### Your goal
Repeat all entries exactly.

### Stored rows
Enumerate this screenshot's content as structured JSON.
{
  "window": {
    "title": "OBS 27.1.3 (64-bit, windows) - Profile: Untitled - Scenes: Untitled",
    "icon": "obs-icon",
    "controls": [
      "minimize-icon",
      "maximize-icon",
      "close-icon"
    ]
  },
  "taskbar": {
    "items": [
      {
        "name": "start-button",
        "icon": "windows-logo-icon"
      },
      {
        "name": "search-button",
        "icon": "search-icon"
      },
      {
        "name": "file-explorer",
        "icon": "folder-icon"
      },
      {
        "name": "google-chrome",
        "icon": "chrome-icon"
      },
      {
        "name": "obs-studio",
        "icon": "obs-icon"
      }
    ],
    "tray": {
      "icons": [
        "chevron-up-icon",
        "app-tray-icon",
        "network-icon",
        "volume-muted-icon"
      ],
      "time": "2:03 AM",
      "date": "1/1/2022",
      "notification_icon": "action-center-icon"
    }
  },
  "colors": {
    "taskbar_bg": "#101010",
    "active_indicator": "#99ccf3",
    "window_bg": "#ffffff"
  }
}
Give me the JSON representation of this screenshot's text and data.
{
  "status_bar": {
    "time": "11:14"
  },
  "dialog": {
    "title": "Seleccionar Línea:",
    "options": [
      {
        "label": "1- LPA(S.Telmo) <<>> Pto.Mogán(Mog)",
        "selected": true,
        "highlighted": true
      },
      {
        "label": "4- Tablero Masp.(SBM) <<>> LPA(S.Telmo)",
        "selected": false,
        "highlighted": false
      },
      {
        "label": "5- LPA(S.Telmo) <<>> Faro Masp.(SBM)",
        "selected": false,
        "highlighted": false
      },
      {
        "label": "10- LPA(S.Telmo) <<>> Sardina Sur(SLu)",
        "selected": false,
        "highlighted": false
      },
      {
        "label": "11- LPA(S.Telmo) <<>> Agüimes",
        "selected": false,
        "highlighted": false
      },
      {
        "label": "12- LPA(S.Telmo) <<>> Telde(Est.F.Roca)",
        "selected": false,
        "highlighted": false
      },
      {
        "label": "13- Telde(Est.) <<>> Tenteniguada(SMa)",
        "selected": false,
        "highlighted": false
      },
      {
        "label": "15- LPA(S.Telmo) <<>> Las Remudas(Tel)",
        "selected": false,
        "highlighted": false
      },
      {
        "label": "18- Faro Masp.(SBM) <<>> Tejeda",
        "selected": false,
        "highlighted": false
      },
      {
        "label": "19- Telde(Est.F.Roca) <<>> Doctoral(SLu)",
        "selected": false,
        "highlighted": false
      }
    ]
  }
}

### Reply to the exercise
Enumerate this screenshot's content as structured JSON.
{
  "window": {
    "title": "OBS 27.1.3 (64-bit, windows) - Profile: Untitled - Scenes: Untitled",
    "icon": "obs-icon",
    "controls": [
      "minimize-icon",
      "maximize-icon",
      "close-icon"
    ]
  },
  "taskbar": {
    "items": [
      {
        "name": "start-button",
        "icon": "windows-logo-icon"
      },
      {
        "name": "search-button",
        "icon": "search-icon"
      },
      {
        "name": "file-explorer",
        "icon": "folder-icon"
      },
      {
        "name": "google-chrome",
        "icon": "chrome-icon"
      },
      {
        "name": "obs-studio",
        "icon": "obs-icon"
      }
    ],
    "tray": {
      "icons": [
        "chevron-up-icon",
        "app-tray-icon",
        "network-icon",
        "volume-muted-icon"
      ],
      "time": "2:03 AM",
      "date": "1/1/2022",
      "notification_icon": "action-center-icon"
    }
  },
  "colors": {
    "taskbar_bg": "#101010",
    "active_indicator": "#99ccf3",
    "window_bg": "#ffffff"
  }
}
Give me the JSON representation of this screenshot's text and data.
{
  "status_bar": {
    "time": "11:14"
  },
  "dialog": {
    "title": "Seleccionar Línea:",
    "options": [
      {
        "label": "1- LPA(S.Telmo) <<>> Pto.Mogán(Mog)",
        "selected": true,
        "highlighted": true
      },
      {
        "label": "4- Tablero Masp.(SBM) <<>> LPA(S.Telmo)",
        "selected": false,
        "highlighted": false
      },
      {
        "label": "5- LPA(S.Telmo) <<>> Faro Masp.(SBM)",
        "selected": false,
        "highlighted": false
      },
      {
        "label": "10- LPA(S.Telmo) <<>> Sardina Sur(SLu)",
        "selected": false,
        "highlighted": false
      },
      {
        "label": "11- LPA(S.Telmo) <<>> Agüimes",
        "selected": false,
        "highlighted": false
      },
      {
        "label": "12- LPA(S.Telmo) <<>> Telde(Est.F.Roca)",
        "selected": false,
        "highlighted": false
      },
      {
        "label": "13- Telde(Est.) <<>> Tenteniguada(SMa)",
        "selected": false,
        "highlighted": false
      },
      {
        "label": "15- LPA(S.Telmo) <<>> Las Remudas(Tel)",
        "selected": false,
        "highlighted": false
      },
      {
        "label": "18- Faro Masp.(SBM) <<>> Tejeda",
        "selected": false,
        "highlighted": false
      },
      {
        "label": "19- Telde(Est.F.Roca) <<>> Doctoral(SLu)",
        "selected": false,
        "highlighted": false
      }
    ]
  }
}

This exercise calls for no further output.